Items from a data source
--- begin ---

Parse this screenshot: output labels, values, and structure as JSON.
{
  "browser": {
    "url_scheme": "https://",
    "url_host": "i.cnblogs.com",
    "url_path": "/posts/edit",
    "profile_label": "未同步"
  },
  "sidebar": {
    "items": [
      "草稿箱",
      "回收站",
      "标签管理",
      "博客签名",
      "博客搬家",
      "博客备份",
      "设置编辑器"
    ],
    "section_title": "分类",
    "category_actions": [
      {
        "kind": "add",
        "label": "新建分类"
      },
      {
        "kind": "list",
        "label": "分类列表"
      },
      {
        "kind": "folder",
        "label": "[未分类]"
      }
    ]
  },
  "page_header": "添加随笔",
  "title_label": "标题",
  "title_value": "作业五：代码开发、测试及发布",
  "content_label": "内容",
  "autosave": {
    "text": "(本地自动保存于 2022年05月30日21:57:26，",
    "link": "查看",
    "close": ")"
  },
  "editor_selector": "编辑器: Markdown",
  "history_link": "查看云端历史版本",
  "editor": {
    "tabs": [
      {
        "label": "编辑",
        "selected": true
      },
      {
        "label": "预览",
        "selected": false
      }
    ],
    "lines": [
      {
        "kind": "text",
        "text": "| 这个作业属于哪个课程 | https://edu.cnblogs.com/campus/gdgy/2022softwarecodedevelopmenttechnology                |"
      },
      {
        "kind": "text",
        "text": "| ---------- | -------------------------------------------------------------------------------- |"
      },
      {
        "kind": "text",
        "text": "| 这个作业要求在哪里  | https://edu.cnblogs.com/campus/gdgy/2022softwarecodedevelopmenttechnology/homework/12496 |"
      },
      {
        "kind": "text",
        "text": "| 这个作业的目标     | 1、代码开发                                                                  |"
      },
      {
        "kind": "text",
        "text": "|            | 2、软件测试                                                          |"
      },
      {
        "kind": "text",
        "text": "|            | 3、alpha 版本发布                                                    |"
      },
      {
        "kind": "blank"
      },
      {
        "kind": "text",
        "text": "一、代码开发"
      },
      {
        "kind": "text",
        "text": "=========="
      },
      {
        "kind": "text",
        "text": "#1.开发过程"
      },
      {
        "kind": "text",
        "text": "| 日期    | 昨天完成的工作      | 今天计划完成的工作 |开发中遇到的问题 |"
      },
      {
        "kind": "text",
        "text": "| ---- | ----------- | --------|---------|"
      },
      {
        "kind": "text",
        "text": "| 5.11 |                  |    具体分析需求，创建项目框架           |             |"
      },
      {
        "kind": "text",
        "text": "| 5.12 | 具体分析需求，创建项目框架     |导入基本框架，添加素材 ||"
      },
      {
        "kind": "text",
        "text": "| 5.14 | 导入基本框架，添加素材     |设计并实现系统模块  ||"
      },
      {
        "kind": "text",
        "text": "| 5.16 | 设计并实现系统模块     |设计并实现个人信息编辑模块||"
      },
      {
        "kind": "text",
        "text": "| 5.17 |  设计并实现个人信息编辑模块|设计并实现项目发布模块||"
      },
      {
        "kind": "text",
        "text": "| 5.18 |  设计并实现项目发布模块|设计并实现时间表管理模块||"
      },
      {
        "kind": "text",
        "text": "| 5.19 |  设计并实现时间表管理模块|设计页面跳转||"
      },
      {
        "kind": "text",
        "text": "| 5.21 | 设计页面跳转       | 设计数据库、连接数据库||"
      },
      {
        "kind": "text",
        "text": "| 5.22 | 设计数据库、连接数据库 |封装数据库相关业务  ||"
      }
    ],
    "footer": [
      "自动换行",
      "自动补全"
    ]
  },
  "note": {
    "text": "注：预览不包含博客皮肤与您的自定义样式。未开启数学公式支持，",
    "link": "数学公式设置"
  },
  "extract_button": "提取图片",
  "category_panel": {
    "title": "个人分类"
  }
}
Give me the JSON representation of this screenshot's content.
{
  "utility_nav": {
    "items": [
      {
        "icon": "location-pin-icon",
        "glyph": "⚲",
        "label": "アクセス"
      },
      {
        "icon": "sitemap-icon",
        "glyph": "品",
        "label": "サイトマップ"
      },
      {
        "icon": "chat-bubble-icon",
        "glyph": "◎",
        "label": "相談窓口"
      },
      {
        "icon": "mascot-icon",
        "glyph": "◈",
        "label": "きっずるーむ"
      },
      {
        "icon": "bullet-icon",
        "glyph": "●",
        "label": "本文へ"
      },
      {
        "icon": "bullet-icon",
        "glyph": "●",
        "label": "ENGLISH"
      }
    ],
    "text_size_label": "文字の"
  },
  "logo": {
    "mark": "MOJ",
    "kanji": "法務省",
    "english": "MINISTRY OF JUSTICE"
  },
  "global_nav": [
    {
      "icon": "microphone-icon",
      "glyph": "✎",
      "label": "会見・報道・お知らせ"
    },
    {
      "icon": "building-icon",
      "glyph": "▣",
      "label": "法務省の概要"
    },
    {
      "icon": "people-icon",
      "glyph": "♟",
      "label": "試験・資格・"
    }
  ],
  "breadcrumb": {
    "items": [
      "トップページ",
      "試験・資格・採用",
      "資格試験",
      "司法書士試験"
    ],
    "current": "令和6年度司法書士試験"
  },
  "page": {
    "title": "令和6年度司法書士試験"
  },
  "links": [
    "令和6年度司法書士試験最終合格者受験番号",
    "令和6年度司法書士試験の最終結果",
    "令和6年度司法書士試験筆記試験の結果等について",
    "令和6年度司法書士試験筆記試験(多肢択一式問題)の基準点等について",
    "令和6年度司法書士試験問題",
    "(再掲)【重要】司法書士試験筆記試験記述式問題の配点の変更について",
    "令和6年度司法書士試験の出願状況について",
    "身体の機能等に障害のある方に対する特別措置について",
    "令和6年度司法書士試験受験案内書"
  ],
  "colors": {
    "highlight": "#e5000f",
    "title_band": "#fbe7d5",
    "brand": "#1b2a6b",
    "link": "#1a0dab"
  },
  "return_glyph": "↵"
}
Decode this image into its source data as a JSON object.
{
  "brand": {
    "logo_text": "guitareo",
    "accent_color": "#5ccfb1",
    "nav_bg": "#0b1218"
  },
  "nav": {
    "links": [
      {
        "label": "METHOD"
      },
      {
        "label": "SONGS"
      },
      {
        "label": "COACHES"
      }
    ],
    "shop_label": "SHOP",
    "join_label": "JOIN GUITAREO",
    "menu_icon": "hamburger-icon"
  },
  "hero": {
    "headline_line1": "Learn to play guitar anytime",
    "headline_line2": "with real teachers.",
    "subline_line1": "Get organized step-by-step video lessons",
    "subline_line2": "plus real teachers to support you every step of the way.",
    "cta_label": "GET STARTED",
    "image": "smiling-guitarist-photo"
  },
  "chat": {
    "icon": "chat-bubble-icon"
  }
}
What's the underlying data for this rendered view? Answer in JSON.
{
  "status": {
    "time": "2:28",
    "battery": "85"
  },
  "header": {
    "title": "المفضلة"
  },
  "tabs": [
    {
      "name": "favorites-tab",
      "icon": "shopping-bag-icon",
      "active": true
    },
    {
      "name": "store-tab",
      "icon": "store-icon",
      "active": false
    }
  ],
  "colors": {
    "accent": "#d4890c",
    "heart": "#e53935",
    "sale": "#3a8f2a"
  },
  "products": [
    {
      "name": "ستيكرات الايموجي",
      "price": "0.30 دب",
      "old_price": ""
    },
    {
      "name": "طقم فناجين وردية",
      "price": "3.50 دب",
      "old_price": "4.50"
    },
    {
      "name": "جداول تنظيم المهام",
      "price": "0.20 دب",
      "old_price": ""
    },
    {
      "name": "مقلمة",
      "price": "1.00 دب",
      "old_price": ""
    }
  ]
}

--- end ---

EXERCISE REQUIREMENTS: Above are records; say how many of their lines contain the word "设计数据库", giving only the number.

EXPECTED OUTPUT: 2